Data records
※

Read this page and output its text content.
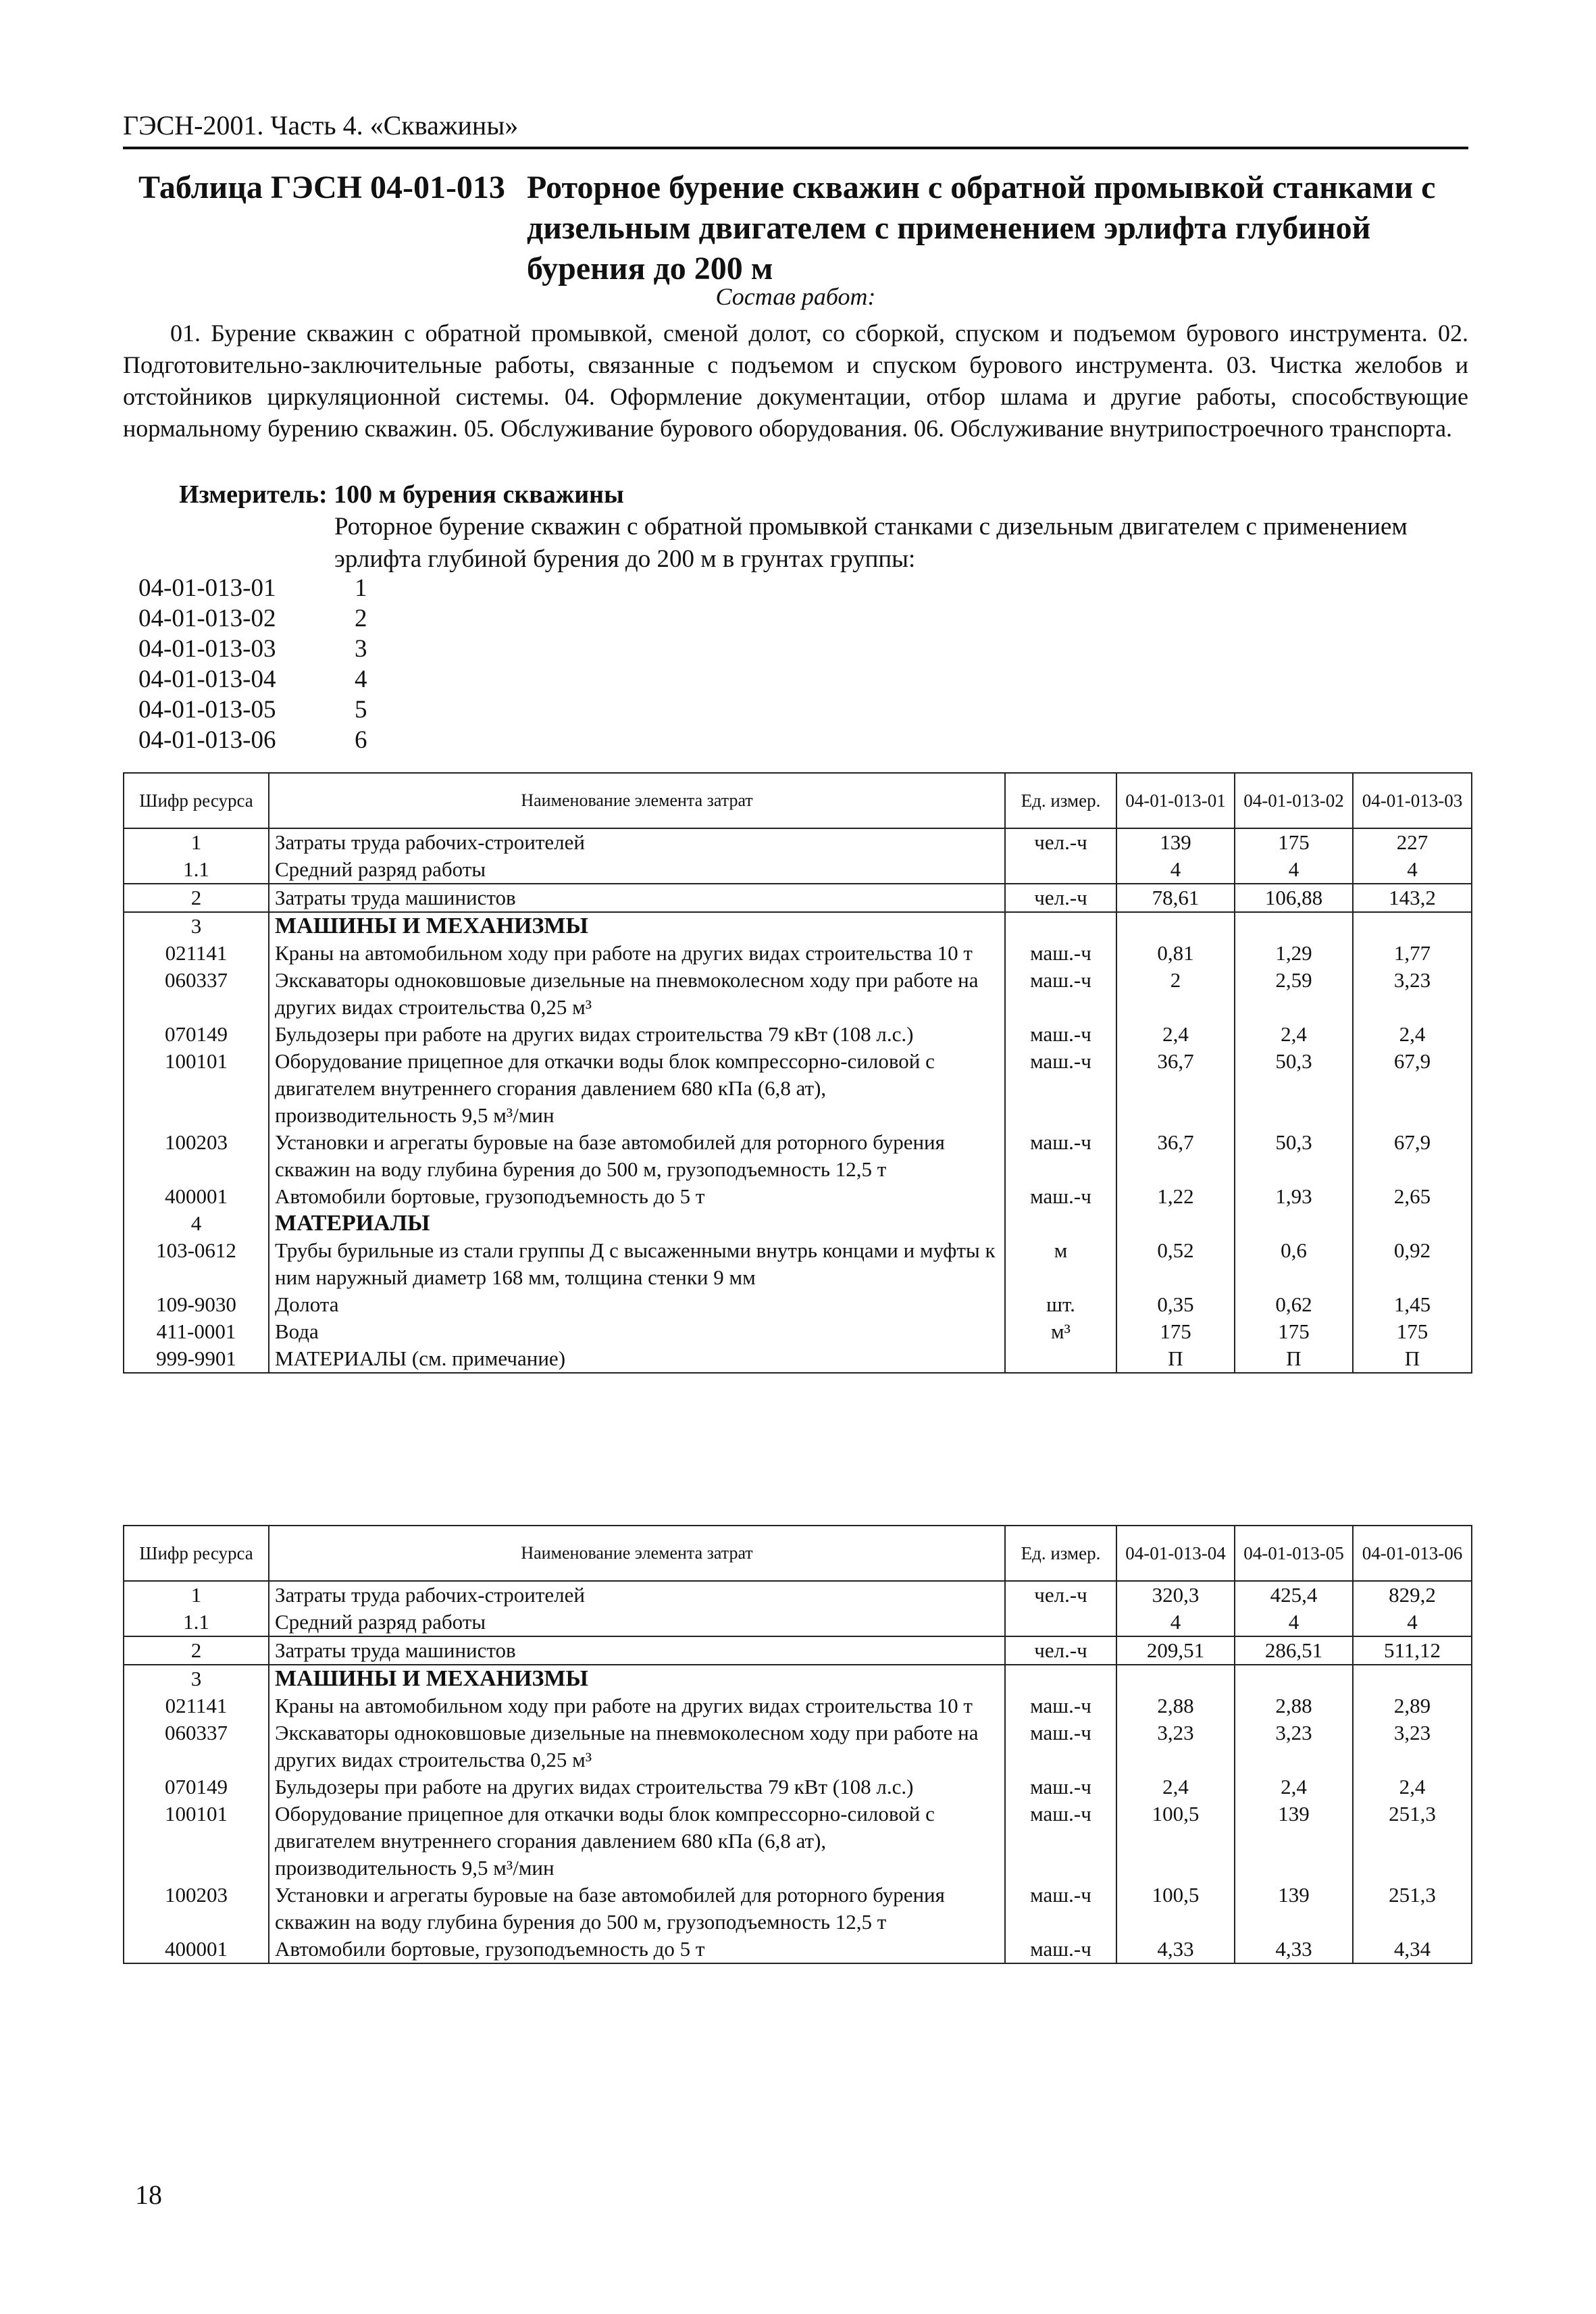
ГЭСН-2001. Часть 4. «Скважины»
Таблица ГЭСН 04-01-013 Роторное бурение скважин с обратной промывкой станками с дизельным двигателем с применением эрлифта глубиной бурения до 200 м
Состав работ:
01. Бурение скважин с обратной промывкой, сменой долот, со сборкой, спуском и подъемом бурового инструмента. 02. Подготовительно-заключительные работы, связанные с подъемом и спуском бурового инструмента. 03. Чистка желобов и отстойников циркуляционной системы. 04. Оформление документации, отбор шлама и другие работы, способствующие нормальному бурению скважин. 05. Обслуживание бурового оборудования. 06. Обслуживание внутрипостроечного транспорта.
Измеритель: 100 м бурения скважины
Роторное бурение скважин с обратной промывкой станками с дизельным двигателем с применением эрлифта глубиной бурения до 200 м в грунтах группы:
04-01-013-01	1
04-01-013-02	2
04-01-013-03	3
04-01-013-04	4
04-01-013-05	5
04-01-013-06	6
Шифр ресурса	Наименование элемента затрат	Ед. измер.	04-01-013-01	04-01-013-02	04-01-013-03
1	Затраты труда рабочих-строителей	чел.-ч	139	175	227
1.1	Средний разряд работы		4	4	4
2	Затраты труда машинистов	чел.-ч	78,61	106,88	143,2
3	МАШИНЫ И МЕХАНИЗМЫ				
021141	Краны на автомобильном ходу при работе на других видах строительства 10 т	маш.-ч	0,81	1,29	1,77
060337	Экскаваторы одноковшовые дизельные на пневмоколесном ходу при работе на других видах строительства 0,25 м³	маш.-ч	2	2,59	3,23
070149	Бульдозеры при работе на других видах строительства 79 кВт (108 л.с.)	маш.-ч	2,4	2,4	2,4
100101	Оборудование прицепное для откачки воды блок компрессорно-силовой с двигателем внутреннего сгорания давлением 680 кПа (6,8 ат), производительность 9,5 м³/мин	маш.-ч	36,7	50,3	67,9
100203	Установки и агрегаты буровые на базе автомобилей для роторного бурения скважин на воду глубина бурения до 500 м, грузоподъемность 12,5 т	маш.-ч	36,7	50,3	67,9
400001	Автомобили бортовые, грузоподъемность до 5 т	маш.-ч	1,22	1,93	2,65
4	МАТЕРИАЛЫ				
103-0612	Трубы бурильные из стали группы Д с высаженными внутрь концами и муфты к ним наружный диаметр 168 мм, толщина стенки 9 мм	м	0,52	0,6	0,92
109-9030	Долота	шт.	0,35	0,62	1,45
411-0001	Вода	м³	175	175	175
999-9901	МАТЕРИАЛЫ (см. примечание)		П	П	П
Шифр ресурса	Наименование элемента затрат	Ед. измер.	04-01-013-04	04-01-013-05	04-01-013-06
1	Затраты труда рабочих-строителей	чел.-ч	320,3	425,4	829,2
1.1	Средний разряд работы		4	4	4
2	Затраты труда машинистов	чел.-ч	209,51	286,51	511,12
3	МАШИНЫ И МЕХАНИЗМЫ				
021141	Краны на автомобильном ходу при работе на других видах строительства 10 т	маш.-ч	2,88	2,88	2,89
060337	Экскаваторы одноковшовые дизельные на пневмоколесном ходу при работе на других видах строительства 0,25 м³	маш.-ч	3,23	3,23	3,23
070149	Бульдозеры при работе на других видах строительства 79 кВт (108 л.с.)	маш.-ч	2,4	2,4	2,4
100101	Оборудование прицепное для откачки воды блок компрессорно-силовой с двигателем внутреннего сгорания давлением 680 кПа (6,8 ат), производительность 9,5 м³/мин	маш.-ч	100,5	139	251,3
100203	Установки и агрегаты буровые на базе автомобилей для роторного бурения скважин на воду глубина бурения до 500 м, грузоподъемность 12,5 т	маш.-ч	100,5	139	251,3
400001	Автомобили бортовые, грузоподъемность до 5 т	маш.-ч	4,33	4,33	4,34
18
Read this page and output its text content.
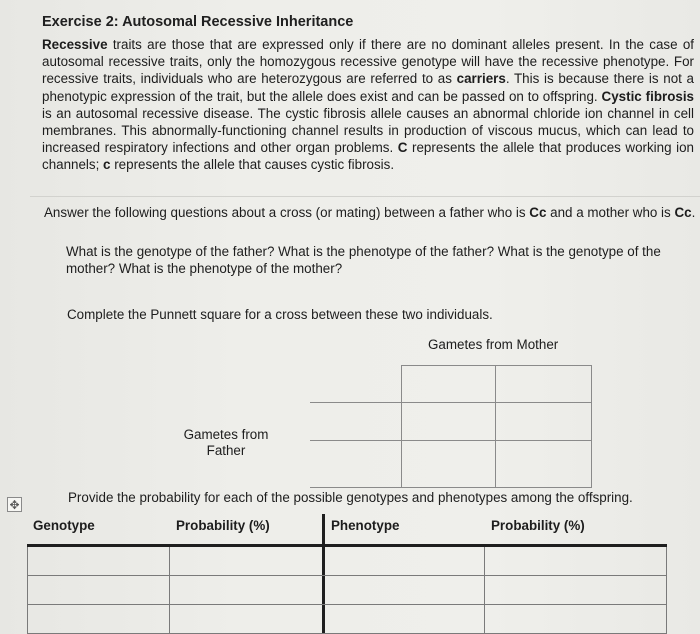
Exercise 2: Autosomal Recessive Inheritance

Recessive traits are those that are expressed only if there are no dominant alleles present. In the case of autosomal recessive traits, only the homozygous recessive genotype will have the recessive phenotype. For recessive traits, individuals who are heterozygous are referred to as carriers. This is because there is not a phenotypic expression of the trait, but the allele does exist and can be passed on to offspring. Cystic fibrosis is an autosomal recessive disease. The cystic fibrosis allele causes an abnormal chloride ion channel in cell membranes. This abnormally-functioning channel results in production of viscous mucus, which can lead to increased respiratory infections and other organ problems. C represents the allele that produces working ion channels; c represents the allele that causes cystic fibrosis.

Answer the following questions about a cross (or mating) between a father who is Cc and a mother who is Cc.

What is the genotype of the father? What is the phenotype of the father? What is the genotype of the mother? What is the phenotype of the mother?

Complete the Punnett square for a cross between these two individuals.
Gametes from Mother
Gametes from
Father
✥	Provide the probability for each of the possible genotypes and phenotypes among the offspring.
Genotype	Probability (%)	Phenotype	Probability (%)
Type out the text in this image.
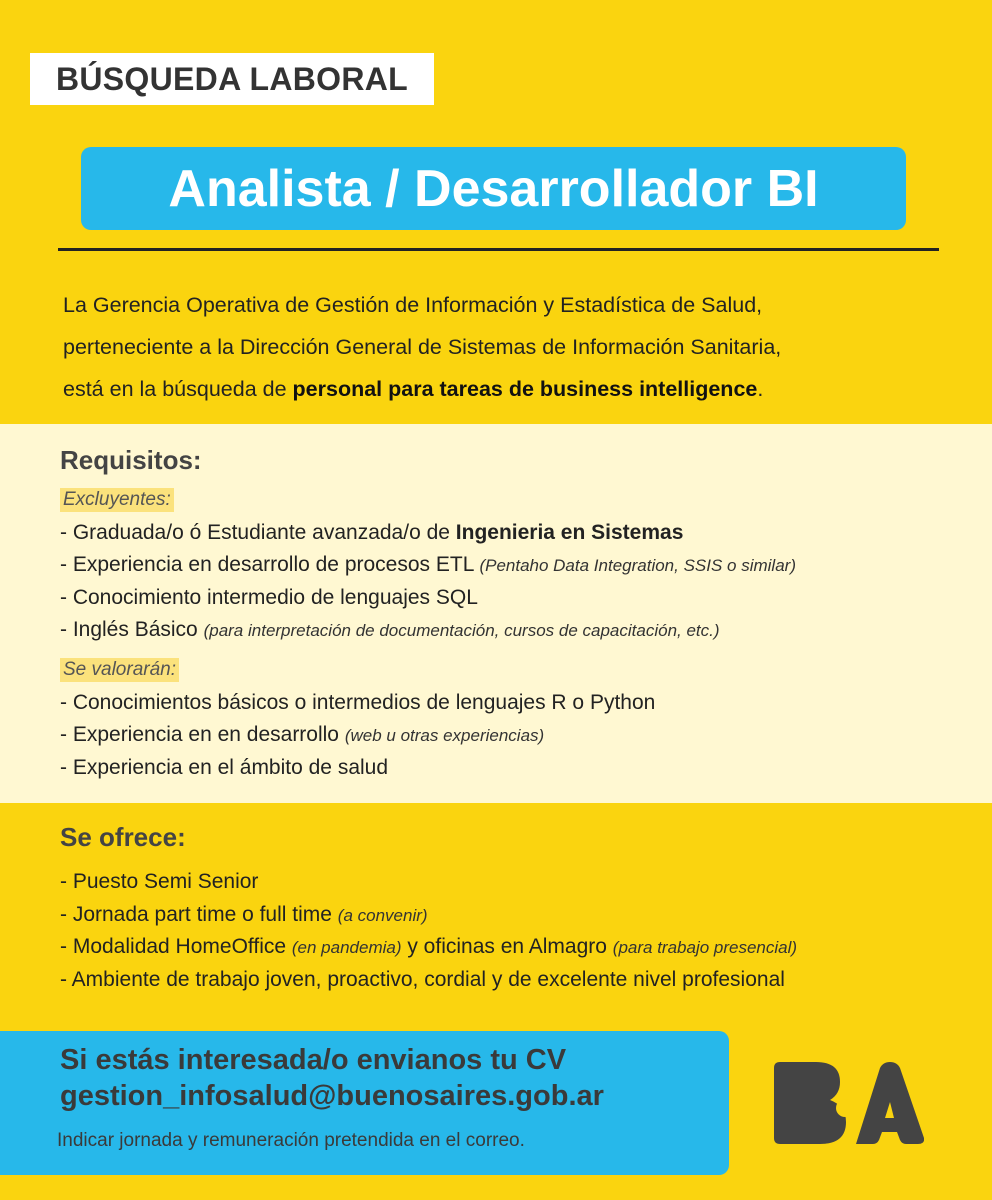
BÚSQUEDA LABORAL
Analista / Desarrollador BI
La Gerencia Operativa de Gestión de Información y Estadística de Salud,
perteneciente a la Dirección General de Sistemas de Información Sanitaria,
está en la búsqueda de personal para tareas de business intelligence.
Requisitos:
Excluyentes:
- Graduada/o ó Estudiante avanzada/o de Ingenieria en Sistemas
- Experiencia en desarrollo de procesos ETL (Pentaho Data Integration, SSIS o similar)
- Conocimiento intermedio de lenguajes SQL
- Inglés Básico (para interpretación de documentación, cursos de capacitación, etc.)
Se valorarán:
- Conocimientos básicos o intermedios de lenguajes R o Python
- Experiencia en en desarrollo (web u otras experiencias)
- Experiencia en el ámbito de salud
Se ofrece:
- Puesto Semi Senior
- Jornada part time o full time (a convenir)
- Modalidad HomeOffice (en pandemia) y oficinas en Almagro (para trabajo presencial)
- Ambiente de trabajo joven, proactivo, cordial y de excelente nivel profesional
Si estás interesada/o envianos tu CV
gestion_infosalud@buenosaires.gob.ar
Indicar jornada y remuneración pretendida en el correo.
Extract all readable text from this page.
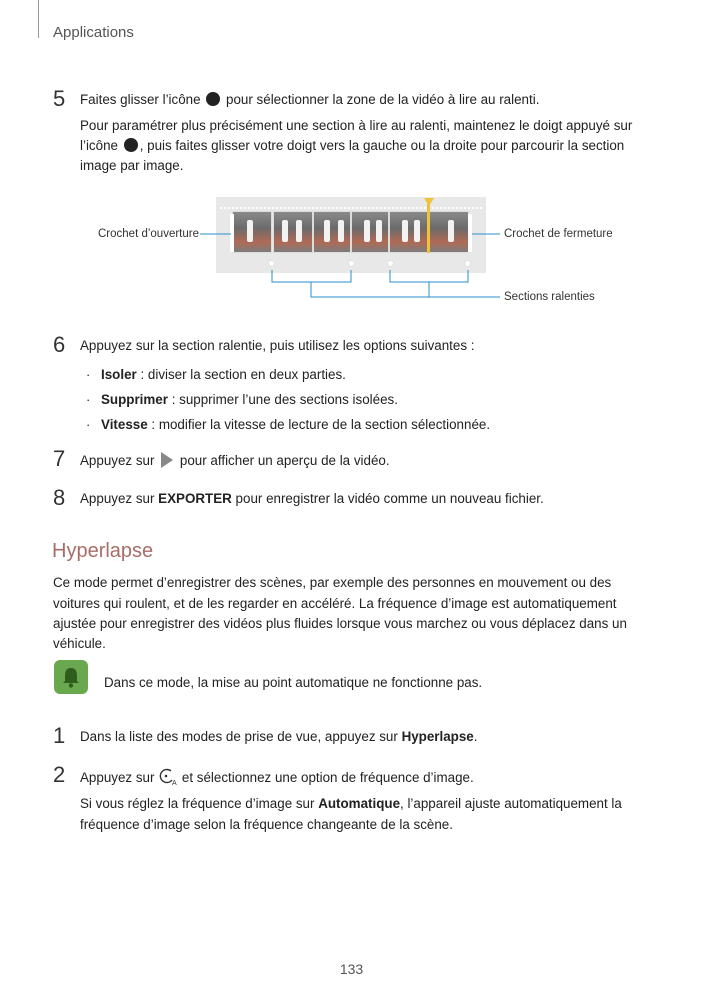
Applications
5 Faites glisser l’icône pour sélectionner la zone de la vidéo à lire au ralenti.
Pour paramétrer plus précisément une section à lire au ralenti, maintenez le doigt appuyé sur
l’icône , puis faites glisser votre doigt vers la gauche ou la droite pour parcourir la section
image par image.
Crochet d’ouverture	Crochet de fermeture
Sections ralenties
6 Appuyez sur la section ralentie, puis utilisez les options suivantes :
· Isoler : diviser la section en deux parties.
· Supprimer : supprimer l’une des sections isolées.
· Vitesse : modifier la vitesse de lecture de la section sélectionnée.
7 Appuyez sur pour afficher un aperçu de la vidéo.
8 Appuyez sur EXPORTER pour enregistrer la vidéo comme un nouveau fichier.
Hyperlapse
Ce mode permet d’enregistrer des scènes, par exemple des personnes en mouvement ou des
voitures qui roulent, et de les regarder en accéléré. La fréquence d’image est automatiquement
ajustée pour enregistrer des vidéos plus fluides lorsque vous marchez ou vous déplacez dans un
véhicule.
Dans ce mode, la mise au point automatique ne fonctionne pas.
1 Dans la liste des modes de prise de vue, appuyez sur Hyperlapse.
2 Appuyez sur	A et sélectionnez une option de fréquence d’image.
Si vous réglez la fréquence d’image sur Automatique, l’appareil ajuste automatiquement la
fréquence d’image selon la fréquence changeante de la scène.
133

※

#### To be done:
Identify every line above with the string "lenguajes" in it. Copy those lines.

#### Correct output:
- Conocimiento intermedio de lenguajes SQL
- Conocimientos básicos o intermedios de lenguajes R o Python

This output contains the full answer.